### Task to complete:
Lines containing the string "здѣсь" are to be collected in full.

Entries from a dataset

## start

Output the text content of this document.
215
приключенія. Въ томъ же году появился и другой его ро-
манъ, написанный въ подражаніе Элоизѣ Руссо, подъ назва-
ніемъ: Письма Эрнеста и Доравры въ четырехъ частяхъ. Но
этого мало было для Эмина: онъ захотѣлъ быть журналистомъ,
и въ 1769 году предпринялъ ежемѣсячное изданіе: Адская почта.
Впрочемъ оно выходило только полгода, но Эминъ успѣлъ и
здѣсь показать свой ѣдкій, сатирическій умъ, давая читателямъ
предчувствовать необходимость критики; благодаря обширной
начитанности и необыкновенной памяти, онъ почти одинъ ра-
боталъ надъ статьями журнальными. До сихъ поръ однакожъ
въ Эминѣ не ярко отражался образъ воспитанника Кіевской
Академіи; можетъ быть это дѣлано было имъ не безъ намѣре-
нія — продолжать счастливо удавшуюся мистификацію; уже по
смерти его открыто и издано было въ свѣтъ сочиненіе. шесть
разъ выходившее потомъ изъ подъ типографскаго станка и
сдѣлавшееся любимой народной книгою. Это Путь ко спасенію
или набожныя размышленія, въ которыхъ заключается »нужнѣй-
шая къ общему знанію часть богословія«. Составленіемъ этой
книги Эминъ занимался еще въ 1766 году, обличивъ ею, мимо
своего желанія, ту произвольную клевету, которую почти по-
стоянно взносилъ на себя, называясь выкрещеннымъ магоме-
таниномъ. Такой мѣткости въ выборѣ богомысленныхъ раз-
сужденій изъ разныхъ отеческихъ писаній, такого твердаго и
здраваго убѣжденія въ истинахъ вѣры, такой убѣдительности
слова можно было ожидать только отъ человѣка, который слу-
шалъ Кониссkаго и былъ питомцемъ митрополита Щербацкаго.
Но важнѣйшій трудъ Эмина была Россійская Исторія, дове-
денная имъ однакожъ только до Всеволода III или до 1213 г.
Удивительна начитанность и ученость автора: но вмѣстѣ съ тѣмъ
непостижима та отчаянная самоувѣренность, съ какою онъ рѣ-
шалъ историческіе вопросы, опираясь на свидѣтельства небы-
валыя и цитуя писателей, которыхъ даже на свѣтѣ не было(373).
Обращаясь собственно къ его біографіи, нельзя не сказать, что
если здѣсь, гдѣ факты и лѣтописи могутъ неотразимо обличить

## end

### Solution:
здѣсь показать свой ѣдкій, сатирическій умъ, давая читателямъ
если здѣсь, гдѣ факты и лѣтописи могутъ неотразимо обличить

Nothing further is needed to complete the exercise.